Items listed in a dataset
◇ ◇ ◇ ◇ ◇ ◇ ◇
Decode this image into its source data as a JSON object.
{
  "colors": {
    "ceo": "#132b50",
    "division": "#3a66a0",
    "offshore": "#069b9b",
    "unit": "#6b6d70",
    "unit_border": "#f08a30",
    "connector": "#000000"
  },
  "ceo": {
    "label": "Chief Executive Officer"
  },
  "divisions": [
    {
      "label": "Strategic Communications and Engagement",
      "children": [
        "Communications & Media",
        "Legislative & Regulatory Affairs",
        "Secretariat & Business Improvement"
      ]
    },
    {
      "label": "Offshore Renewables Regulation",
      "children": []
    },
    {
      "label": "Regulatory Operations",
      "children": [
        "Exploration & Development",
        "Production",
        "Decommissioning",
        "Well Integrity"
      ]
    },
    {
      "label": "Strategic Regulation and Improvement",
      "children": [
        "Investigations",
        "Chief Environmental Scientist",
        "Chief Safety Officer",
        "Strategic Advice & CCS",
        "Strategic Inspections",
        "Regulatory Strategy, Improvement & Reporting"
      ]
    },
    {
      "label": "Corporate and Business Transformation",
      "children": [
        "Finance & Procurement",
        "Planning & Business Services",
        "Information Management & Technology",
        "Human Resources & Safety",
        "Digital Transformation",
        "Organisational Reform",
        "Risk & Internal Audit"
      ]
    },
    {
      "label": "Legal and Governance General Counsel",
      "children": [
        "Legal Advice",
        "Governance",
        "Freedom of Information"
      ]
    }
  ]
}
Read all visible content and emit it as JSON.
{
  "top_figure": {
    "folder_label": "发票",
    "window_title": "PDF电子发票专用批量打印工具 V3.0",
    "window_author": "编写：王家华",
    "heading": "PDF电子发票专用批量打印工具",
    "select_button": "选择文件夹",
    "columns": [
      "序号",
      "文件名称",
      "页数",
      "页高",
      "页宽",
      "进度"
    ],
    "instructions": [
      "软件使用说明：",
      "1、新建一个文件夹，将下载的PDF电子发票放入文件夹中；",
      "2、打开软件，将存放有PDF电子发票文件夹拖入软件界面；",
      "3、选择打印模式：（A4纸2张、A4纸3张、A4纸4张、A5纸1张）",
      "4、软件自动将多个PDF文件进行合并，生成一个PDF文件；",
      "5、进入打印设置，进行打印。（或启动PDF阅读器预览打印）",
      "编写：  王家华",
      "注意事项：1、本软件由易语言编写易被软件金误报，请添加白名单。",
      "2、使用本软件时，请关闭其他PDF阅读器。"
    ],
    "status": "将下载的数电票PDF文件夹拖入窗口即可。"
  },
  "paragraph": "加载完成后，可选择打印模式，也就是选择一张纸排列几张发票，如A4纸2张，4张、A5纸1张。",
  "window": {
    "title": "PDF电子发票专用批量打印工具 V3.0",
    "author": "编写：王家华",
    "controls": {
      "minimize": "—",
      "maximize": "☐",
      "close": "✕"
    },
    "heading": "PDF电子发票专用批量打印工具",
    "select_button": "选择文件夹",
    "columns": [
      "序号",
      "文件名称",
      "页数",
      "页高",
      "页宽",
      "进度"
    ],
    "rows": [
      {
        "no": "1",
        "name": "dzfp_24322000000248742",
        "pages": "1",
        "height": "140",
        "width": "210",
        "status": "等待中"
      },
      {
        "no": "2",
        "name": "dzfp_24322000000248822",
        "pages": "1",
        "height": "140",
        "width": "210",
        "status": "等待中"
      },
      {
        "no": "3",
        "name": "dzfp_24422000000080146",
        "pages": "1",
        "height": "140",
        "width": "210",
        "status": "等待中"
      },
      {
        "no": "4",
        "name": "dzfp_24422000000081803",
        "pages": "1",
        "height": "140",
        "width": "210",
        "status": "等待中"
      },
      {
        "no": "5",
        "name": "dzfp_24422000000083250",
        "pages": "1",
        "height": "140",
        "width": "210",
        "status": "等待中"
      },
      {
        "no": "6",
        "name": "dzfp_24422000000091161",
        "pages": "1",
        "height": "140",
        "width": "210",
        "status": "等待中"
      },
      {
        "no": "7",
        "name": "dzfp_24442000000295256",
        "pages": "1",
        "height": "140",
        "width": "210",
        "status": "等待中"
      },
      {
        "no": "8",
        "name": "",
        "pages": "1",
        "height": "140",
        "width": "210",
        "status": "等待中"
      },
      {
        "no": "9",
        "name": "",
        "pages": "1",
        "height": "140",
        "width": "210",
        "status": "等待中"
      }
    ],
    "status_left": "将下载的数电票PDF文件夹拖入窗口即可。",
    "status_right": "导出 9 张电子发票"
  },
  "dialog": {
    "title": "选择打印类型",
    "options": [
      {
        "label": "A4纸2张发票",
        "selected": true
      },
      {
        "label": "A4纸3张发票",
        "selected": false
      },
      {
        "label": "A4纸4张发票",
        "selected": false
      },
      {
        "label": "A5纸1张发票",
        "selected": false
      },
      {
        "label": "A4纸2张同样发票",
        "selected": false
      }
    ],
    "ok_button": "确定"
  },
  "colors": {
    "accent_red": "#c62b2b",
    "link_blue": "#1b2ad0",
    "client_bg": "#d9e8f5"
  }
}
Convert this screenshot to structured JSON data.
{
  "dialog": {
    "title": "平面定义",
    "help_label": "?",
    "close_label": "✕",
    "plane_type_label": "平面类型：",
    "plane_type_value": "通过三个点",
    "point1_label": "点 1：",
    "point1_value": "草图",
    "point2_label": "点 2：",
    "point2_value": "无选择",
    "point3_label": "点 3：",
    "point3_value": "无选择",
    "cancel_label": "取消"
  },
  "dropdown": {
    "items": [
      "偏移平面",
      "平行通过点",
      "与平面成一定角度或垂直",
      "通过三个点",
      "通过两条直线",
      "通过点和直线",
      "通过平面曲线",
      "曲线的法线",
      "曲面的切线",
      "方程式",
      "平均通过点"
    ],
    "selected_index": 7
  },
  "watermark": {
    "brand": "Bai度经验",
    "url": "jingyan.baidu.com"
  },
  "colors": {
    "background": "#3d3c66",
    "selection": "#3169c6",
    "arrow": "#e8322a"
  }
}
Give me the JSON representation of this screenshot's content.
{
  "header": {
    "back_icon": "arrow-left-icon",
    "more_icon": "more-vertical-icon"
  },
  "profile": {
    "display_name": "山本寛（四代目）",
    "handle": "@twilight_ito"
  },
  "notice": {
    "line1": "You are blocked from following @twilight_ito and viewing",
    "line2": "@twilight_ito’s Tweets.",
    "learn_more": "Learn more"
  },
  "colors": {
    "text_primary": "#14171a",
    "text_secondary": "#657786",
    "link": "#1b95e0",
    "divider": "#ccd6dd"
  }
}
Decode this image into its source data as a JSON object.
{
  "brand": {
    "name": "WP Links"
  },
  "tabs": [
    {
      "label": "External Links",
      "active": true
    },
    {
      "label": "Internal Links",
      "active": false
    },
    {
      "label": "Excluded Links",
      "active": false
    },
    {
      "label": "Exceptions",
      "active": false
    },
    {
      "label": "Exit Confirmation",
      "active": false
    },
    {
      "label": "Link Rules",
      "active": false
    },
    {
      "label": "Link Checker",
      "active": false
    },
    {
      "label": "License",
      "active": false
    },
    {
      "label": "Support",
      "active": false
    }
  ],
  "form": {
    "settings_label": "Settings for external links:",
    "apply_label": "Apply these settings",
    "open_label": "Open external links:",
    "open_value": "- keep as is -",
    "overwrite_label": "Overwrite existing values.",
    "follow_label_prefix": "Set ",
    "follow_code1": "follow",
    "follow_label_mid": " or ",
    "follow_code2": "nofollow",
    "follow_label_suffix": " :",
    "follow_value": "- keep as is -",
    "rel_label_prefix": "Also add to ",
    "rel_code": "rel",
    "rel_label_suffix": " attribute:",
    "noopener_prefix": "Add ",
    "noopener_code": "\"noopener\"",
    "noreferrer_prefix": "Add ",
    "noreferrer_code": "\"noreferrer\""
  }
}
◇ ◇ ◇ ◇ ◇ ◇ ◇
§ **Short exercise**
Restate every record exactly, leaving nothing out.

§ **Output for this exercise**
Decode this image into its source data as a JSON object.
{
  "colors": {
    "ceo": "#132b50",
    "division": "#3a66a0",
    "offshore": "#069b9b",
    "unit": "#6b6d70",
    "unit_border": "#f08a30",
    "connector": "#000000"
  },
  "ceo": {
    "label": "Chief Executive Officer"
  },
  "divisions": [
    {
      "label": "Strategic Communications and Engagement",
      "children": [
        "Communications & Media",
        "Legislative & Regulatory Affairs",
        "Secretariat & Business Improvement"
      ]
    },
    {
      "label": "Offshore Renewables Regulation",
      "children": []
    },
    {
      "label": "Regulatory Operations",
      "children": [
        "Exploration & Development",
        "Production",
        "Decommissioning",
        "Well Integrity"
      ]
    },
    {
      "label": "Strategic Regulation and Improvement",
      "children": [
        "Investigations",
        "Chief Environmental Scientist",
        "Chief Safety Officer",
        "Strategic Advice & CCS",
        "Strategic Inspections",
        "Regulatory Strategy, Improvement & Reporting"
      ]
    },
    {
      "label": "Corporate and Business Transformation",
      "children": [
        "Finance & Procurement",
        "Planning & Business Services",
        "Information Management & Technology",
        "Human Resources & Safety",
        "Digital Transformation",
        "Organisational Reform",
        "Risk & Internal Audit"
      ]
    },
    {
      "label": "Legal and Governance General Counsel",
      "children": [
        "Legal Advice",
        "Governance",
        "Freedom of Information"
      ]
    }
  ]
}
Read all visible content and emit it as JSON.
{
  "top_figure": {
    "folder_label": "发票",
    "window_title": "PDF电子发票专用批量打印工具 V3.0",
    "window_author": "编写：王家华",
    "heading": "PDF电子发票专用批量打印工具",
    "select_button": "选择文件夹",
    "columns": [
      "序号",
      "文件名称",
      "页数",
      "页高",
      "页宽",
      "进度"
    ],
    "instructions": [
      "软件使用说明：",
      "1、新建一个文件夹，将下载的PDF电子发票放入文件夹中；",
      "2、打开软件，将存放有PDF电子发票文件夹拖入软件界面；",
      "3、选择打印模式：（A4纸2张、A4纸3张、A4纸4张、A5纸1张）",
      "4、软件自动将多个PDF文件进行合并，生成一个PDF文件；",
      "5、进入打印设置，进行打印。（或启动PDF阅读器预览打印）",
      "编写：  王家华",
      "注意事项：1、本软件由易语言编写易被软件金误报，请添加白名单。",
      "2、使用本软件时，请关闭其他PDF阅读器。"
    ],
    "status": "将下载的数电票PDF文件夹拖入窗口即可。"
  },
  "paragraph": "加载完成后，可选择打印模式，也就是选择一张纸排列几张发票，如A4纸2张，4张、A5纸1张。",
  "window": {
    "title": "PDF电子发票专用批量打印工具 V3.0",
    "author": "编写：王家华",
    "controls": {
      "minimize": "—",
      "maximize": "☐",
      "close": "✕"
    },
    "heading": "PDF电子发票专用批量打印工具",
    "select_button": "选择文件夹",
    "columns": [
      "序号",
      "文件名称",
      "页数",
      "页高",
      "页宽",
      "进度"
    ],
    "rows": [
      {
        "no": "1",
        "name": "dzfp_24322000000248742",
        "pages": "1",
        "height": "140",
        "width": "210",
        "status": "等待中"
      },
      {
        "no": "2",
        "name": "dzfp_24322000000248822",
        "pages": "1",
        "height": "140",
        "width": "210",
        "status": "等待中"
      },
      {
        "no": "3",
        "name": "dzfp_24422000000080146",
        "pages": "1",
        "height": "140",
        "width": "210",
        "status": "等待中"
      },
      {
        "no": "4",
        "name": "dzfp_24422000000081803",
        "pages": "1",
        "height": "140",
        "width": "210",
        "status": "等待中"
      },
      {
        "no": "5",
        "name": "dzfp_24422000000083250",
        "pages": "1",
        "height": "140",
        "width": "210",
        "status": "等待中"
      },
      {
        "no": "6",
        "name": "dzfp_24422000000091161",
        "pages": "1",
        "height": "140",
        "width": "210",
        "status": "等待中"
      },
      {
        "no": "7",
        "name": "dzfp_24442000000295256",
        "pages": "1",
        "height": "140",
        "width": "210",
        "status": "等待中"
      },
      {
        "no": "8",
        "name": "",
        "pages": "1",
        "height": "140",
        "width": "210",
        "status": "等待中"
      },
      {
        "no": "9",
        "name": "",
        "pages": "1",
        "height": "140",
        "width": "210",
        "status": "等待中"
      }
    ],
    "status_left": "将下载的数电票PDF文件夹拖入窗口即可。",
    "status_right": "导出 9 张电子发票"
  },
  "dialog": {
    "title": "选择打印类型",
    "options": [
      {
        "label": "A4纸2张发票",
        "selected": true
      },
      {
        "label": "A4纸3张发票",
        "selected": false
      },
      {
        "label": "A4纸4张发票",
        "selected": false
      },
      {
        "label": "A5纸1张发票",
        "selected": false
      },
      {
        "label": "A4纸2张同样发票",
        "selected": false
      }
    ],
    "ok_button": "确定"
  },
  "colors": {
    "accent_red": "#c62b2b",
    "link_blue": "#1b2ad0",
    "client_bg": "#d9e8f5"
  }
}
Convert this screenshot to structured JSON data.
{
  "dialog": {
    "title": "平面定义",
    "help_label": "?",
    "close_label": "✕",
    "plane_type_label": "平面类型：",
    "plane_type_value": "通过三个点",
    "point1_label": "点 1：",
    "point1_value": "草图",
    "point2_label": "点 2：",
    "point2_value": "无选择",
    "point3_label": "点 3：",
    "point3_value": "无选择",
    "cancel_label": "取消"
  },
  "dropdown": {
    "items": [
      "偏移平面",
      "平行通过点",
      "与平面成一定角度或垂直",
      "通过三个点",
      "通过两条直线",
      "通过点和直线",
      "通过平面曲线",
      "曲线的法线",
      "曲面的切线",
      "方程式",
      "平均通过点"
    ],
    "selected_index": 7
  },
  "watermark": {
    "brand": "Bai度经验",
    "url": "jingyan.baidu.com"
  },
  "colors": {
    "background": "#3d3c66",
    "selection": "#3169c6",
    "arrow": "#e8322a"
  }
}
Give me the JSON representation of this screenshot's content.
{
  "header": {
    "back_icon": "arrow-left-icon",
    "more_icon": "more-vertical-icon"
  },
  "profile": {
    "display_name": "山本寛（四代目）",
    "handle": "@twilight_ito"
  },
  "notice": {
    "line1": "You are blocked from following @twilight_ito and viewing",
    "line2": "@twilight_ito’s Tweets.",
    "learn_more": "Learn more"
  },
  "colors": {
    "text_primary": "#14171a",
    "text_secondary": "#657786",
    "link": "#1b95e0",
    "divider": "#ccd6dd"
  }
}
Decode this image into its source data as a JSON object.
{
  "brand": {
    "name": "WP Links"
  },
  "tabs": [
    {
      "label": "External Links",
      "active": true
    },
    {
      "label": "Internal Links",
      "active": false
    },
    {
      "label": "Excluded Links",
      "active": false
    },
    {
      "label": "Exceptions",
      "active": false
    },
    {
      "label": "Exit Confirmation",
      "active": false
    },
    {
      "label": "Link Rules",
      "active": false
    },
    {
      "label": "Link Checker",
      "active": false
    },
    {
      "label": "License",
      "active": false
    },
    {
      "label": "Support",
      "active": false
    }
  ],
  "form": {
    "settings_label": "Settings for external links:",
    "apply_label": "Apply these settings",
    "open_label": "Open external links:",
    "open_value": "- keep as is -",
    "overwrite_label": "Overwrite existing values.",
    "follow_label_prefix": "Set ",
    "follow_code1": "follow",
    "follow_label_mid": " or ",
    "follow_code2": "nofollow",
    "follow_label_suffix": " :",
    "follow_value": "- keep as is -",
    "rel_label_prefix": "Also add to ",
    "rel_code": "rel",
    "rel_label_suffix": " attribute:",
    "noopener_prefix": "Add ",
    "noopener_code": "\"noopener\"",
    "noreferrer_prefix": "Add ",
    "noreferrer_code": "\"noreferrer\""
  }
}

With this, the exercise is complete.